• YOUR OBJECTIVE
Search the material for the string "marker" and copy each line where it occurs.

----- RAW DATA

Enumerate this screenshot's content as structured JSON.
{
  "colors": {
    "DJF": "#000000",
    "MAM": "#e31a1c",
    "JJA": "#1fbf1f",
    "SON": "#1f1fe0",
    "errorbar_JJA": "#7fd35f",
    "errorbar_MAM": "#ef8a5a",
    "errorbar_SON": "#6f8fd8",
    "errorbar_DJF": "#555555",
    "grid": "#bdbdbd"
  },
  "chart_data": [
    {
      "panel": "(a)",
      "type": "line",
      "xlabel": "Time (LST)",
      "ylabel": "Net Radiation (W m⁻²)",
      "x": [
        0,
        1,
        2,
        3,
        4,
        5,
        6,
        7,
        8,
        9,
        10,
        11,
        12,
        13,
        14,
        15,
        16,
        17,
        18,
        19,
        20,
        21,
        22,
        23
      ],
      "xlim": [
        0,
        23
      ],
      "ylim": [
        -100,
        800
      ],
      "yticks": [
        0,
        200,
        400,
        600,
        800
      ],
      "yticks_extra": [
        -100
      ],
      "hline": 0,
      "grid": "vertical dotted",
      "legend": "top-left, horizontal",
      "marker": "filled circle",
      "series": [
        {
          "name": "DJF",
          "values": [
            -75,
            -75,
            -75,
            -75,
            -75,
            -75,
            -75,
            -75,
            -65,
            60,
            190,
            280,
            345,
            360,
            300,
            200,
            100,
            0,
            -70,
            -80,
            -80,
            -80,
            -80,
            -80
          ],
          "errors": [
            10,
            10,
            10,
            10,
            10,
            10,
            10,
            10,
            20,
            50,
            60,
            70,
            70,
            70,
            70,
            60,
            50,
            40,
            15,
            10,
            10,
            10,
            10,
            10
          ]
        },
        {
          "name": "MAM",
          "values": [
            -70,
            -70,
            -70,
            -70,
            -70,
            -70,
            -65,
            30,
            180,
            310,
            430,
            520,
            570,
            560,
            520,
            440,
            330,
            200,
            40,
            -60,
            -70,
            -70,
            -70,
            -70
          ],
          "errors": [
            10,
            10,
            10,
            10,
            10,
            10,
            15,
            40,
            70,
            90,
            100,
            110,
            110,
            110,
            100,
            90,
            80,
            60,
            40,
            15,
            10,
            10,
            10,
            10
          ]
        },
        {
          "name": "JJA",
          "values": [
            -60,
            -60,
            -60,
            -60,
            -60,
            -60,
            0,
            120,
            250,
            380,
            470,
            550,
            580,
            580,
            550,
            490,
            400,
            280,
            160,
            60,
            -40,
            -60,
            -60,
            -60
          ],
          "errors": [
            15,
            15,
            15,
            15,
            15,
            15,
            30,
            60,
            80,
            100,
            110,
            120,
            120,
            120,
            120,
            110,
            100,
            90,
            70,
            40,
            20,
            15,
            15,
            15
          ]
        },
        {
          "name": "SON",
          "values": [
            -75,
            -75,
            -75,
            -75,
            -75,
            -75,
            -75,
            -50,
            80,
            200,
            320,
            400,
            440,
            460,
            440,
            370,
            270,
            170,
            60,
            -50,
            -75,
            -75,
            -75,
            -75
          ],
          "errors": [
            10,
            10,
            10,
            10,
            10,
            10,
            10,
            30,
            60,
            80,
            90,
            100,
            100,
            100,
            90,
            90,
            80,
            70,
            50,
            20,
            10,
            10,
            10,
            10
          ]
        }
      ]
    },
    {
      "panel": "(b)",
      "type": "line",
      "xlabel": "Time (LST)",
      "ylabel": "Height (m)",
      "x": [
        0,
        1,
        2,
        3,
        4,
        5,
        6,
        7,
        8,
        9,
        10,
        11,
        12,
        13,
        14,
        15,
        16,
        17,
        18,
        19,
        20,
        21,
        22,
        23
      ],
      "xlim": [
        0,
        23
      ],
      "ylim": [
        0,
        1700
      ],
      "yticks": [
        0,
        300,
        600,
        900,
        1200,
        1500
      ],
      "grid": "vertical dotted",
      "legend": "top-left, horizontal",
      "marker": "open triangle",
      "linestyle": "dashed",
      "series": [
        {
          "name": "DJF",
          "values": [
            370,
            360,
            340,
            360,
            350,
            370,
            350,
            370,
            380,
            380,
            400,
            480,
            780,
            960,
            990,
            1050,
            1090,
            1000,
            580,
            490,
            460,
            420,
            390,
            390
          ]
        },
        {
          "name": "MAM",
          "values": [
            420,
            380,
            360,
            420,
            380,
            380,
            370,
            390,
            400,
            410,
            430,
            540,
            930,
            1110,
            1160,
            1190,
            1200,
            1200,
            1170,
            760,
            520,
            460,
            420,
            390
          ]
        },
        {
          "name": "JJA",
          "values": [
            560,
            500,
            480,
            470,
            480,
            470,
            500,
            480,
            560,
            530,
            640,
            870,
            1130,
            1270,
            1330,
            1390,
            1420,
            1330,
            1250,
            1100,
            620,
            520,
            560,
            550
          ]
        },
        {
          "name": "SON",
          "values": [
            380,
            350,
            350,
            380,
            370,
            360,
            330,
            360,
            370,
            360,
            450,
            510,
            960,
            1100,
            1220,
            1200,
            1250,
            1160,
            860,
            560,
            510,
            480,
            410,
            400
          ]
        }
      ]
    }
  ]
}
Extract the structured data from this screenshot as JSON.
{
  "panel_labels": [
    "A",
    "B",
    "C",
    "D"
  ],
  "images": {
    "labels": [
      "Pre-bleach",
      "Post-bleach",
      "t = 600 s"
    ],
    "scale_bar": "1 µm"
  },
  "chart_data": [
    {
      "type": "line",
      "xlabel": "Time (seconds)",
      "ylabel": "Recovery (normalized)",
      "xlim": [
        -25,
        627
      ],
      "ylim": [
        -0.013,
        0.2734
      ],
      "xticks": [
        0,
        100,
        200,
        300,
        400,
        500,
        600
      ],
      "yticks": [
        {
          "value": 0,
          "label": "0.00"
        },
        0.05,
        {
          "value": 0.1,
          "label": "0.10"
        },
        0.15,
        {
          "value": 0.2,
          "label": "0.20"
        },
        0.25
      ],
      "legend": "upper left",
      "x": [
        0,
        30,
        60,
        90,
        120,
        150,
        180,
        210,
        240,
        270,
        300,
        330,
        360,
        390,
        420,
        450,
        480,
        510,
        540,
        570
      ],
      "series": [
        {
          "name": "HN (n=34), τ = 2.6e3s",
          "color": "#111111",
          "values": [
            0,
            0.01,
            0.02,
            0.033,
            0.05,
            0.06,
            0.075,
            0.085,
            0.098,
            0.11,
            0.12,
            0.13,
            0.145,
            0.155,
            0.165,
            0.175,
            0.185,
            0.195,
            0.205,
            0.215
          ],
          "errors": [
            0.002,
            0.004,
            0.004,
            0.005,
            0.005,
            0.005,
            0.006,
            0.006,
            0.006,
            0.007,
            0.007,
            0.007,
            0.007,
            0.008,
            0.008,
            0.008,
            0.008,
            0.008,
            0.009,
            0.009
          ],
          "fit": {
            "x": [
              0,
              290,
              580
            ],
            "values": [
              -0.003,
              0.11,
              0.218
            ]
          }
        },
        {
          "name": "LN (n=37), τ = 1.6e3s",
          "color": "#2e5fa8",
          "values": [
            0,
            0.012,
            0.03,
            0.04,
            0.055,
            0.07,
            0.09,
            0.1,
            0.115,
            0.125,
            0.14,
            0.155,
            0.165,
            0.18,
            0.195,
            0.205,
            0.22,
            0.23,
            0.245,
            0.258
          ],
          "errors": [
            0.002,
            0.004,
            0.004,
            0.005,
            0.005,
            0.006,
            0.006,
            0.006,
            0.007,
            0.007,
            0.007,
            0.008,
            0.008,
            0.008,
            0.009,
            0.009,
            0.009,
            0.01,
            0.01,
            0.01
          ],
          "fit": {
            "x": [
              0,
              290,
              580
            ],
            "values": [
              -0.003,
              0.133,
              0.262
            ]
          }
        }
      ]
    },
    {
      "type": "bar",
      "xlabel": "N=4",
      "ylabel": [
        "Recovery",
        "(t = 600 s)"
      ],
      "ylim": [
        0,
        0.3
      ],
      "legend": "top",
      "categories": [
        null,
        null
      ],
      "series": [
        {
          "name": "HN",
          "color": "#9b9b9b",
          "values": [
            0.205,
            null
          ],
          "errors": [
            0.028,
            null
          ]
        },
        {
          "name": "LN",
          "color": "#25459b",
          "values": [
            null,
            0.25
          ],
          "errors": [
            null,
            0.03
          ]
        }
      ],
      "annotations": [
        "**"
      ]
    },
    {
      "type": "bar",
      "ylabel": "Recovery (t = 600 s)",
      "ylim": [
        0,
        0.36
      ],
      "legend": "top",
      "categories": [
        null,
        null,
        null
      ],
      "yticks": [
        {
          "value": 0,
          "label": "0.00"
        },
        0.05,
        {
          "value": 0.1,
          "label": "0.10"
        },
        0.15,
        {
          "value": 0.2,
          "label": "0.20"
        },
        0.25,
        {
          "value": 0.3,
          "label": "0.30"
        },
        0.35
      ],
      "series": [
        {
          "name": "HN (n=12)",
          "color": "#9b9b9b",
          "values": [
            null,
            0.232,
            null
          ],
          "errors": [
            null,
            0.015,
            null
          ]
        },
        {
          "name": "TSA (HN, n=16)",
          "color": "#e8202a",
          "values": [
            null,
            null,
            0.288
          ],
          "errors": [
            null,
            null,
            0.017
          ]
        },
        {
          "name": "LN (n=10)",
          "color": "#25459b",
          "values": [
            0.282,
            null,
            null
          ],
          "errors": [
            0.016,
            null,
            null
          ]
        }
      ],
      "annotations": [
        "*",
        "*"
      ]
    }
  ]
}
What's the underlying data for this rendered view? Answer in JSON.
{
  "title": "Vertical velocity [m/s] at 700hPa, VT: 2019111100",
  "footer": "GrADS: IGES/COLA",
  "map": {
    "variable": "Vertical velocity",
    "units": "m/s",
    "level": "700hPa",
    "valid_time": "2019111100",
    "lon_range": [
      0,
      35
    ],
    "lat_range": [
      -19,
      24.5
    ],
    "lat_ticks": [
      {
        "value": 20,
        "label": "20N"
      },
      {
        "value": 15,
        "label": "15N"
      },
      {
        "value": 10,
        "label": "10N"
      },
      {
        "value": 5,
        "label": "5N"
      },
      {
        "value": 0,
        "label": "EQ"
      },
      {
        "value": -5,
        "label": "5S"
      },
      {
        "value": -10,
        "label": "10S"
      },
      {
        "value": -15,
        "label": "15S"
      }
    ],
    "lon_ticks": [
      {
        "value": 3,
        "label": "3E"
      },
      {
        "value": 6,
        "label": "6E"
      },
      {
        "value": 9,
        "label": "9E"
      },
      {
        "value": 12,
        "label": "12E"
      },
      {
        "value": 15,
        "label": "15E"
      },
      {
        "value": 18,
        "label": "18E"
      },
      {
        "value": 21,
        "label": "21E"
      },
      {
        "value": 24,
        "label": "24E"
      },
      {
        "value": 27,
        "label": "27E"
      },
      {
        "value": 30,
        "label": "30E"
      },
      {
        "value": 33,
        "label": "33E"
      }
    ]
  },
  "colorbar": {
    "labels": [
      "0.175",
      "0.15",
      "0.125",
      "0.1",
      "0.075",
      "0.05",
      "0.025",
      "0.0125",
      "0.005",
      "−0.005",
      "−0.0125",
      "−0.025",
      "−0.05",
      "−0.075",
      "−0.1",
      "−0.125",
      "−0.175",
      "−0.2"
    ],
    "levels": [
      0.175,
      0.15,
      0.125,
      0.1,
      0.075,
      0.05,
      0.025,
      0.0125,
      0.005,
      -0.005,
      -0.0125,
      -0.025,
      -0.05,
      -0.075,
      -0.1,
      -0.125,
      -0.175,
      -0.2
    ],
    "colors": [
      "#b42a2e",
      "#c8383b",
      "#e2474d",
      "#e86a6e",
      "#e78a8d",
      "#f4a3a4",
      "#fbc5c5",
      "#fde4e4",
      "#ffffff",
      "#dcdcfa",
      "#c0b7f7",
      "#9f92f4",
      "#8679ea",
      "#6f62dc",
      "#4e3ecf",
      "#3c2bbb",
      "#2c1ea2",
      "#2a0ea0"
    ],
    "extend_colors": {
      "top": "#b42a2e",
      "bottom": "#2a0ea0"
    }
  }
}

----------

• RESPONSE TO THIS EXERCISE
      "marker": "filled circle",
      "marker": "open triangle",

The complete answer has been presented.